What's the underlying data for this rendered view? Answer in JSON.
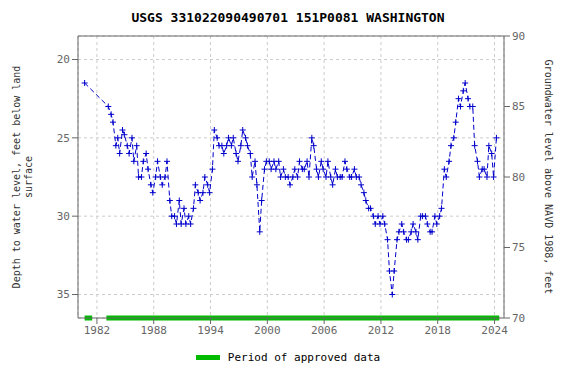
{
  "chart_data": {
    "type": "line",
    "title": "USGS 331022090490701 151P0081 WASHINGTON",
    "ylabel": "Depth to water level, feet below land\nsurface",
    "y2label": "Groundwater level above NAVD 1988, feet",
    "xlim": [
      1980,
      2025
    ],
    "xticks": [
      1982,
      1988,
      1994,
      2000,
      2006,
      2012,
      2018,
      2024
    ],
    "ylim": [
      36.5,
      18.5
    ],
    "yticks": [
      20,
      25,
      30,
      35
    ],
    "y2lim": [
      70,
      90
    ],
    "y2ticks": [
      70,
      75,
      80,
      85,
      90
    ],
    "color": "#0000cc",
    "marker": "plus",
    "line_style": "dashed",
    "grid": true,
    "legend": "bottom",
    "x": [
      1980.7,
      1983.2,
      1983.5,
      1983.7,
      1984.0,
      1984.2,
      1984.4,
      1984.7,
      1984.9,
      1985.2,
      1985.4,
      1985.7,
      1985.9,
      1986.2,
      1986.4,
      1986.7,
      1986.9,
      1987.2,
      1987.4,
      1987.7,
      1987.9,
      1988.2,
      1988.4,
      1988.7,
      1988.9,
      1989.2,
      1989.4,
      1989.7,
      1989.9,
      1990.2,
      1990.4,
      1990.7,
      1990.9,
      1991.2,
      1991.4,
      1991.7,
      1991.9,
      1992.2,
      1992.4,
      1992.7,
      1992.9,
      1993.2,
      1993.4,
      1993.7,
      1993.9,
      1994.2,
      1994.4,
      1994.7,
      1994.9,
      1995.2,
      1995.4,
      1995.7,
      1995.9,
      1996.2,
      1996.4,
      1996.7,
      1996.9,
      1997.2,
      1997.4,
      1997.7,
      1997.9,
      1998.2,
      1998.4,
      1998.7,
      1998.9,
      1999.2,
      1999.4,
      1999.7,
      1999.9,
      2000.2,
      2000.4,
      2000.7,
      2000.9,
      2001.2,
      2001.4,
      2001.7,
      2001.9,
      2002.2,
      2002.4,
      2002.7,
      2002.9,
      2003.2,
      2003.4,
      2003.7,
      2003.9,
      2004.2,
      2004.4,
      2004.7,
      2004.9,
      2005.2,
      2005.4,
      2005.7,
      2005.9,
      2006.2,
      2006.4,
      2006.7,
      2006.9,
      2007.2,
      2007.4,
      2007.7,
      2007.9,
      2008.2,
      2008.4,
      2008.7,
      2008.9,
      2009.2,
      2009.4,
      2009.7,
      2009.9,
      2010.2,
      2010.4,
      2010.7,
      2010.9,
      2011.2,
      2011.4,
      2011.7,
      2011.9,
      2012.2,
      2012.4,
      2012.7,
      2012.9,
      2013.2,
      2013.4,
      2013.7,
      2013.9,
      2014.2,
      2014.4,
      2014.7,
      2014.9,
      2015.2,
      2015.4,
      2015.7,
      2015.9,
      2016.2,
      2016.4,
      2016.7,
      2016.9,
      2017.2,
      2017.4,
      2017.7,
      2017.9,
      2018.2,
      2018.4,
      2018.7,
      2018.9,
      2019.2,
      2019.4,
      2019.7,
      2019.9,
      2020.2,
      2020.4,
      2020.7,
      2020.9,
      2021.2,
      2021.4,
      2021.7,
      2021.9,
      2022.2,
      2022.4,
      2022.7,
      2022.9,
      2023.2,
      2023.4,
      2023.7,
      2023.9,
      2024.2
    ],
    "values": [
      21.5,
      23.0,
      23.5,
      24.0,
      25.5,
      25.0,
      26.0,
      24.5,
      24.8,
      25.5,
      26.0,
      25.0,
      26.5,
      25.5,
      27.5,
      27.5,
      26.5,
      26.0,
      27.0,
      28.0,
      28.5,
      27.5,
      26.5,
      27.5,
      28.0,
      27.5,
      26.5,
      29.0,
      30.0,
      30.0,
      30.5,
      29.0,
      30.5,
      29.5,
      30.5,
      30.0,
      30.5,
      29.5,
      28.0,
      28.5,
      29.0,
      28.5,
      27.5,
      28.0,
      28.5,
      27.0,
      24.5,
      25.0,
      25.5,
      25.5,
      26.0,
      25.5,
      25.0,
      25.5,
      25.0,
      26.0,
      26.5,
      25.5,
      24.5,
      25.0,
      25.5,
      26.0,
      27.5,
      26.5,
      28.0,
      31.0,
      29.0,
      27.0,
      26.5,
      26.5,
      27.0,
      26.5,
      27.0,
      26.5,
      27.5,
      27.0,
      27.5,
      27.5,
      28.0,
      27.5,
      27.0,
      27.5,
      26.5,
      27.0,
      27.0,
      26.5,
      27.5,
      25.0,
      25.5,
      27.0,
      27.5,
      26.5,
      27.0,
      27.5,
      26.5,
      27.5,
      28.0,
      27.0,
      27.5,
      27.5,
      27.5,
      26.5,
      27.0,
      27.5,
      27.5,
      27.0,
      27.5,
      27.5,
      28.0,
      28.5,
      29.0,
      29.5,
      29.5,
      30.0,
      30.5,
      30.0,
      30.5,
      30.0,
      30.5,
      31.5,
      33.5,
      35.0,
      33.5,
      31.5,
      31.0,
      30.5,
      31.0,
      31.5,
      31.5,
      31.0,
      30.5,
      31.0,
      31.5,
      30.0,
      30.0,
      30.0,
      30.5,
      31.0,
      31.0,
      30.0,
      30.5,
      30.0,
      29.5,
      27.0,
      27.5,
      26.5,
      25.5,
      25.0,
      24.0,
      22.5,
      23.0,
      22.0,
      21.5,
      22.5,
      23.0,
      23.0,
      25.5,
      26.5,
      27.5,
      27.0,
      27.0,
      27.5,
      25.5,
      26.0,
      27.5,
      25.0
    ],
    "approved_segments": [
      [
        1980.7,
        1981.5
      ],
      [
        1983.0,
        2024.5
      ]
    ],
    "approved_label": "Period of approved data",
    "approved_color": "#00bb00"
  }
}
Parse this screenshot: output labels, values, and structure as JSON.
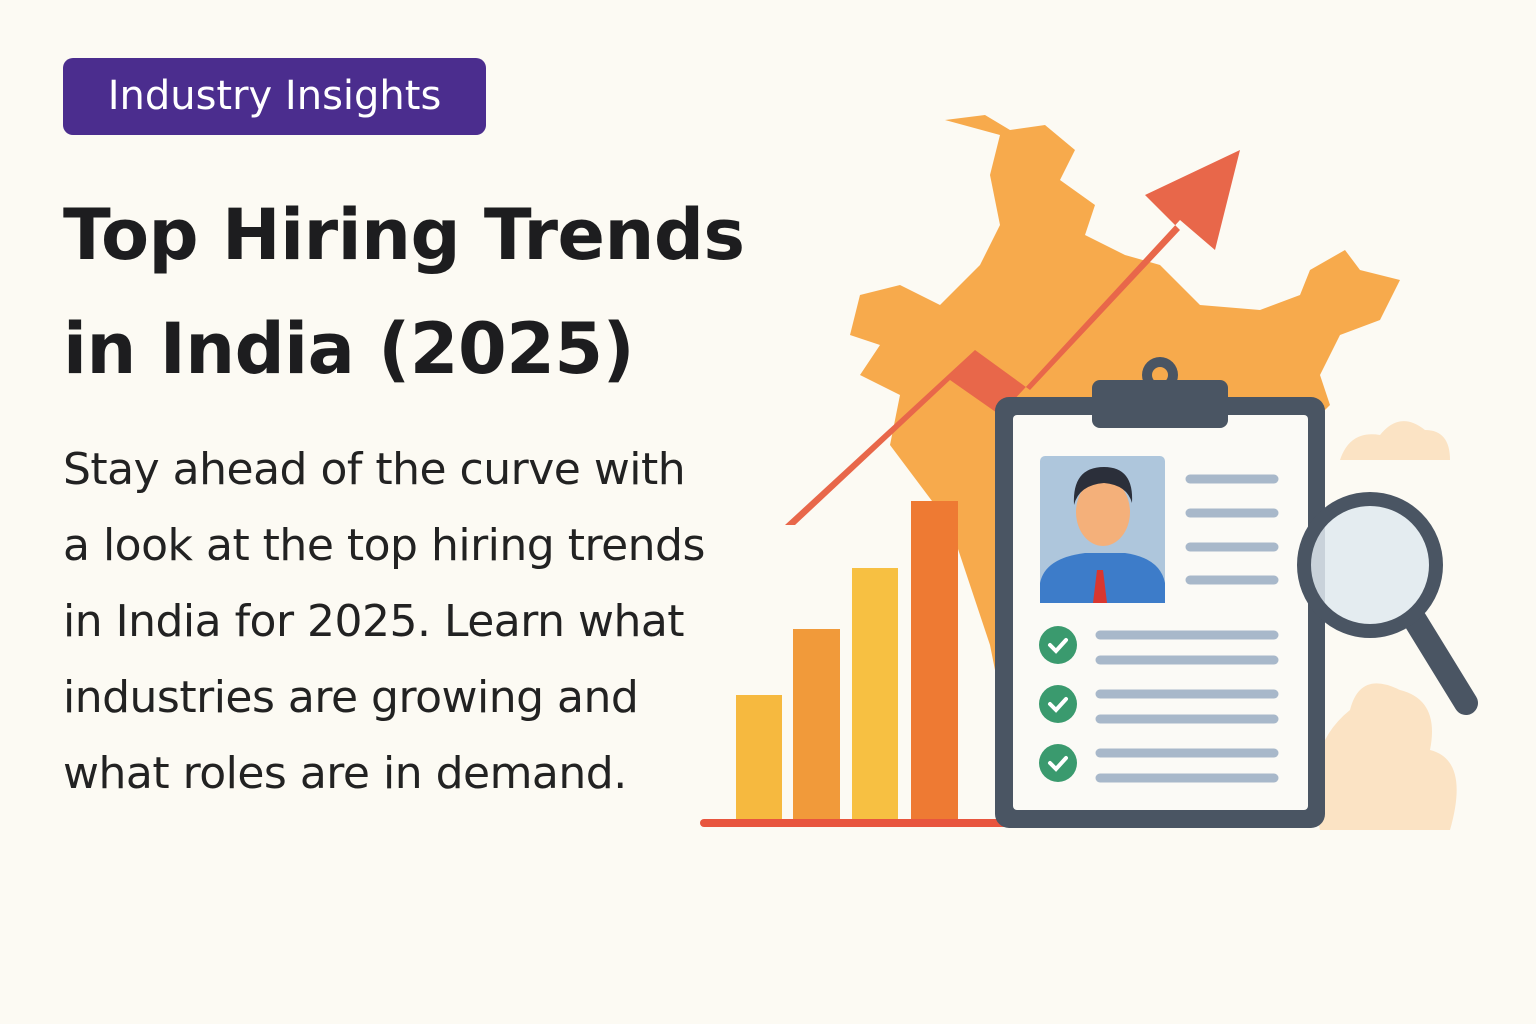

● ● ●

-- Direction --
In the entries above, find each line with the string "this" and copy it.

-- Written solution --
What's the underlying data for this rendered view? Answer in JSON.
Parse this screenshot: output labels, values, and structure as JSON.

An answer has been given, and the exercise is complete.